Dataset items
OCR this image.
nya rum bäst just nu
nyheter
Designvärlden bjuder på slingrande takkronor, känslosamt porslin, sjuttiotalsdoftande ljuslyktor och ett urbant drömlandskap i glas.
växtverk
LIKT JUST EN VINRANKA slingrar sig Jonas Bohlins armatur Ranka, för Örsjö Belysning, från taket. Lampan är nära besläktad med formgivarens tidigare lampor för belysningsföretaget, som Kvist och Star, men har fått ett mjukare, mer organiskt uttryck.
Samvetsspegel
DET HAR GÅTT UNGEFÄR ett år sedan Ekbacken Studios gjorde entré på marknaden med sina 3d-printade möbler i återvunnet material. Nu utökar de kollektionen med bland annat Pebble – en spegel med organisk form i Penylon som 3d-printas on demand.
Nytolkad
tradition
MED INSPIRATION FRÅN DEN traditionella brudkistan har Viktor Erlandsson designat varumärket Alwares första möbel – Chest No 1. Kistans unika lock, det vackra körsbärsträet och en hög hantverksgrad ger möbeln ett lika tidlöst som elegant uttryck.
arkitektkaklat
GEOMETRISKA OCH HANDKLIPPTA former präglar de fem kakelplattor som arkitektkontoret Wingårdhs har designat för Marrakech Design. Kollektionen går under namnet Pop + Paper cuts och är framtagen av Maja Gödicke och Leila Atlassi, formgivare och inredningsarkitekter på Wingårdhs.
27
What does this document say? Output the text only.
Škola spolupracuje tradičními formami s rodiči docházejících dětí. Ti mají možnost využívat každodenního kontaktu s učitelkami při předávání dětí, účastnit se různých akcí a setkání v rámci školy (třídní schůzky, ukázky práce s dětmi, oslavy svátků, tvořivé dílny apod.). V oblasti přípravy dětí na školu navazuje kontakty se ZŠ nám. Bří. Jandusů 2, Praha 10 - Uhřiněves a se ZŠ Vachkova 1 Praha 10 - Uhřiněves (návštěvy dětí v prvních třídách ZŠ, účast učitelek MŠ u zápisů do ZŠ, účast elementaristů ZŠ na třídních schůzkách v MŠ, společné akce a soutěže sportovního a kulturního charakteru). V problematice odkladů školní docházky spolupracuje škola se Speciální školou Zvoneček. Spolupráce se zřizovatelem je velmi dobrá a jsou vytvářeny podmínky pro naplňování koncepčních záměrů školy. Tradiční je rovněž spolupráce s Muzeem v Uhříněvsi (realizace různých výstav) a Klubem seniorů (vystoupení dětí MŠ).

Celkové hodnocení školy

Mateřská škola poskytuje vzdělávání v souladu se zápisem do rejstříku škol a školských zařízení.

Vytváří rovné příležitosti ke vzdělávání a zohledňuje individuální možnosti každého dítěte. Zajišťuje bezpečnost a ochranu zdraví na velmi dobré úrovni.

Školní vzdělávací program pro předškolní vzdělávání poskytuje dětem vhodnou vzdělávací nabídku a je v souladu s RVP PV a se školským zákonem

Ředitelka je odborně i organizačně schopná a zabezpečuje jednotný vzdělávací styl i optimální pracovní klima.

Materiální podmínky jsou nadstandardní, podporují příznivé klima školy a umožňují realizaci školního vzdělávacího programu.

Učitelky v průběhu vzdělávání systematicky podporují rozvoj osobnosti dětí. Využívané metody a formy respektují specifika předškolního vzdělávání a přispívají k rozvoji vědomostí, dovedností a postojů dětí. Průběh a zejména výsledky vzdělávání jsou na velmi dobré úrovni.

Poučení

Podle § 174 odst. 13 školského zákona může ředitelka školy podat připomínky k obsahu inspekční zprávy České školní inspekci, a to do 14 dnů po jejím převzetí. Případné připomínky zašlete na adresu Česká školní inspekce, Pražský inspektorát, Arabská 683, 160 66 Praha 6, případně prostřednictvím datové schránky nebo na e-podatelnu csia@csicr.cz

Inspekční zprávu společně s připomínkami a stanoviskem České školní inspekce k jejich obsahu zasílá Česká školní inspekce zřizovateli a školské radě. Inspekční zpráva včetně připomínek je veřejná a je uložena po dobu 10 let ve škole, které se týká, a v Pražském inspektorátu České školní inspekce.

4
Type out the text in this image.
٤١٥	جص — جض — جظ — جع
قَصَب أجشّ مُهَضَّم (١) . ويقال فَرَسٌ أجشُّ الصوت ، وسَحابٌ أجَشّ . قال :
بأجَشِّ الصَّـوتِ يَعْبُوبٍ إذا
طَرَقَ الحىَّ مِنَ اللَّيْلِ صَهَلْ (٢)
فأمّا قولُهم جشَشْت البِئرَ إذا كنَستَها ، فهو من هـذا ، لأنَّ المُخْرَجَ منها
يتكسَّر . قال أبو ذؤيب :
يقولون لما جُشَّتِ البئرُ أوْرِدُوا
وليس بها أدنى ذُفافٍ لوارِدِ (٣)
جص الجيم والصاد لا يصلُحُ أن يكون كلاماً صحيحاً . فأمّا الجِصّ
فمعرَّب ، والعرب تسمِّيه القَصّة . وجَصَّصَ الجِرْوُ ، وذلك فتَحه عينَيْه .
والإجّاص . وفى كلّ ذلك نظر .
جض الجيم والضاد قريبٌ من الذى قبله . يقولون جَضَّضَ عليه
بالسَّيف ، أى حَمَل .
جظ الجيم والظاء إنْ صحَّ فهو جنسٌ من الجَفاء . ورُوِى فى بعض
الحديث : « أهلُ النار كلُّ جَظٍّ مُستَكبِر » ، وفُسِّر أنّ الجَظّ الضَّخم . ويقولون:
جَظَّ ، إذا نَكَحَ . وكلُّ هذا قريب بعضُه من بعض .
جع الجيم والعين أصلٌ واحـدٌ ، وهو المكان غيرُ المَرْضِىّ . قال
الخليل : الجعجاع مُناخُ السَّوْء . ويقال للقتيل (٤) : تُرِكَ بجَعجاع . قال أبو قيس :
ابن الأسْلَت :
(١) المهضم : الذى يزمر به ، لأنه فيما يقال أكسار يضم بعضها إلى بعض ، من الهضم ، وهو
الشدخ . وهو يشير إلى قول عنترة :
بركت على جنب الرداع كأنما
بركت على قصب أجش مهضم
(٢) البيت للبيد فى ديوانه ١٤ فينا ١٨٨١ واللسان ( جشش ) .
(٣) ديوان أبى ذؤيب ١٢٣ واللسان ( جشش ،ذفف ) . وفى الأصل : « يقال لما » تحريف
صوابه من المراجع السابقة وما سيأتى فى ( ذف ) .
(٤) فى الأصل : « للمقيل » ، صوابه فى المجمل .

**Aim:** Reproduce nothing but the lines from the line containing "Type out the text in this image." to the last line of the data, each exactly as written.

**Solution to the problem:**
Type out the text in this image.
٤١٥	جص — جض — جظ — جع
قَصَب أجشّ مُهَضَّم (١) . ويقال فَرَسٌ أجشُّ الصوت ، وسَحابٌ أجَشّ . قال :
بأجَشِّ الصَّـوتِ يَعْبُوبٍ إذا
طَرَقَ الحىَّ مِنَ اللَّيْلِ صَهَلْ (٢)
فأمّا قولُهم جشَشْت البِئرَ إذا كنَستَها ، فهو من هـذا ، لأنَّ المُخْرَجَ منها
يتكسَّر . قال أبو ذؤيب :
يقولون لما جُشَّتِ البئرُ أوْرِدُوا
وليس بها أدنى ذُفافٍ لوارِدِ (٣)
جص الجيم والصاد لا يصلُحُ أن يكون كلاماً صحيحاً . فأمّا الجِصّ
فمعرَّب ، والعرب تسمِّيه القَصّة . وجَصَّصَ الجِرْوُ ، وذلك فتَحه عينَيْه .
والإجّاص . وفى كلّ ذلك نظر .
جض الجيم والضاد قريبٌ من الذى قبله . يقولون جَضَّضَ عليه
بالسَّيف ، أى حَمَل .
جظ الجيم والظاء إنْ صحَّ فهو جنسٌ من الجَفاء . ورُوِى فى بعض
الحديث : « أهلُ النار كلُّ جَظٍّ مُستَكبِر » ، وفُسِّر أنّ الجَظّ الضَّخم . ويقولون:
جَظَّ ، إذا نَكَحَ . وكلُّ هذا قريب بعضُه من بعض .
جع الجيم والعين أصلٌ واحـدٌ ، وهو المكان غيرُ المَرْضِىّ . قال
الخليل : الجعجاع مُناخُ السَّوْء . ويقال للقتيل (٤) : تُرِكَ بجَعجاع . قال أبو قيس :
ابن الأسْلَت :
(١) المهضم : الذى يزمر به ، لأنه فيما يقال أكسار يضم بعضها إلى بعض ، من الهضم ، وهو
الشدخ . وهو يشير إلى قول عنترة :
بركت على جنب الرداع كأنما
بركت على قصب أجش مهضم
(٢) البيت للبيد فى ديوانه ١٤ فينا ١٨٨١ واللسان ( جشش ) .
(٣) ديوان أبى ذؤيب ١٢٣ واللسان ( جشش ،ذفف ) . وفى الأصل : « يقال لما » تحريف
صوابه من المراجع السابقة وما سيأتى فى ( ذف ) .
(٤) فى الأصل : « للمقيل » ، صوابه فى المجمل .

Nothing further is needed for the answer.